╔══

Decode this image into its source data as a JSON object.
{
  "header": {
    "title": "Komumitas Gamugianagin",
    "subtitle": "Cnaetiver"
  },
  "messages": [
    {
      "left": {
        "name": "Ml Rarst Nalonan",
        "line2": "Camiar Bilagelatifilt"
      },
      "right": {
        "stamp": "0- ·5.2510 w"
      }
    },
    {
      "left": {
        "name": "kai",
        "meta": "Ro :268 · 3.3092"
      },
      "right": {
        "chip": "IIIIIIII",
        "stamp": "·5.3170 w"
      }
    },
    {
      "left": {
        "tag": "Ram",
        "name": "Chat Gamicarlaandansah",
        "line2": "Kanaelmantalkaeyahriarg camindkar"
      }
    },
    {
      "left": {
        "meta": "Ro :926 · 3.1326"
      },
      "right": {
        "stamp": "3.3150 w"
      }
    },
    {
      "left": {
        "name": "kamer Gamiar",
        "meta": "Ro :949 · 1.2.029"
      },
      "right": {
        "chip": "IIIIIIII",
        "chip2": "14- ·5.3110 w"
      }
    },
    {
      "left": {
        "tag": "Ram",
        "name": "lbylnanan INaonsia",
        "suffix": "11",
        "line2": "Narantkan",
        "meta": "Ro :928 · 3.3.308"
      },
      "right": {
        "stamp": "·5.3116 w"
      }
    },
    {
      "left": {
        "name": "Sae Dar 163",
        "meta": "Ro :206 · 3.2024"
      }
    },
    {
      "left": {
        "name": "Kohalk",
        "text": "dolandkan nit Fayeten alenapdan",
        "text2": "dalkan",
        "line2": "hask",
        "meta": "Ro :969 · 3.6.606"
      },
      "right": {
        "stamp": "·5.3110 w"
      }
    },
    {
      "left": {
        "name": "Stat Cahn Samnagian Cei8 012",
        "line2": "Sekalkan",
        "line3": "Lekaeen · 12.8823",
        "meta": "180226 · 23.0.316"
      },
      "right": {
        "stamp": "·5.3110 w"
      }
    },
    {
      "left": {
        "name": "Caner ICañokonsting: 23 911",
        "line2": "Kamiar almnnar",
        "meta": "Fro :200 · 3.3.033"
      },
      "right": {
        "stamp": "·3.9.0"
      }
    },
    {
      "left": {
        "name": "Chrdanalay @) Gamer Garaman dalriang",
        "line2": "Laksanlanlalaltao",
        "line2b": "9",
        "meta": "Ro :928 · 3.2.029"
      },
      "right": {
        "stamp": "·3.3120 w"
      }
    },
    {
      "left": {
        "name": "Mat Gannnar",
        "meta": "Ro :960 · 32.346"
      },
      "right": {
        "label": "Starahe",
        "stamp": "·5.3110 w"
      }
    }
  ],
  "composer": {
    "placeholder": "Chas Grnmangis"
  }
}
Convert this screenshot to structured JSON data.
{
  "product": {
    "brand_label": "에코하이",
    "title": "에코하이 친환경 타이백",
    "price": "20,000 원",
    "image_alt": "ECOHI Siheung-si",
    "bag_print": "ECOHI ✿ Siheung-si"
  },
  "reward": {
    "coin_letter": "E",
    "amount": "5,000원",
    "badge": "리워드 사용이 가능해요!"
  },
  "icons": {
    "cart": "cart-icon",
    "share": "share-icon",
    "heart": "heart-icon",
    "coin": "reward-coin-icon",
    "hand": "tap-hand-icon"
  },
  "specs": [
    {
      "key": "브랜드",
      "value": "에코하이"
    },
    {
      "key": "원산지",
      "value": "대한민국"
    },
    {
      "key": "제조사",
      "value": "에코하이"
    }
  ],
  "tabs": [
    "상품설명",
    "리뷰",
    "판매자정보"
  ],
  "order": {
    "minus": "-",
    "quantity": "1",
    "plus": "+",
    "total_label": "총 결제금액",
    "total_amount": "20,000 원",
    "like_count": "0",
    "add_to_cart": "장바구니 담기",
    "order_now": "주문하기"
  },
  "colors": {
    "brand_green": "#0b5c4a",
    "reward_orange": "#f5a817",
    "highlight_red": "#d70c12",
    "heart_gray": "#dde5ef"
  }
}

╚══

*Work required:*
Would you give again, word for word, every line from the one with "Convert this screenshot" through the final line of the listing above?

*Exercise solution:*
Convert this screenshot to structured JSON data.
{
  "product": {
    "brand_label": "에코하이",
    "title": "에코하이 친환경 타이백",
    "price": "20,000 원",
    "image_alt": "ECOHI Siheung-si",
    "bag_print": "ECOHI ✿ Siheung-si"
  },
  "reward": {
    "coin_letter": "E",
    "amount": "5,000원",
    "badge": "리워드 사용이 가능해요!"
  },
  "icons": {
    "cart": "cart-icon",
    "share": "share-icon",
    "heart": "heart-icon",
    "coin": "reward-coin-icon",
    "hand": "tap-hand-icon"
  },
  "specs": [
    {
      "key": "브랜드",
      "value": "에코하이"
    },
    {
      "key": "원산지",
      "value": "대한민국"
    },
    {
      "key": "제조사",
      "value": "에코하이"
    }
  ],
  "tabs": [
    "상품설명",
    "리뷰",
    "판매자정보"
  ],
  "order": {
    "minus": "-",
    "quantity": "1",
    "plus": "+",
    "total_label": "총 결제금액",
    "total_amount": "20,000 원",
    "like_count": "0",
    "add_to_cart": "장바구니 담기",
    "order_now": "주문하기"
  },
  "colors": {
    "brand_green": "#0b5c4a",
    "reward_orange": "#f5a817",
    "highlight_red": "#d70c12",
    "heart_gray": "#dde5ef"
  }
}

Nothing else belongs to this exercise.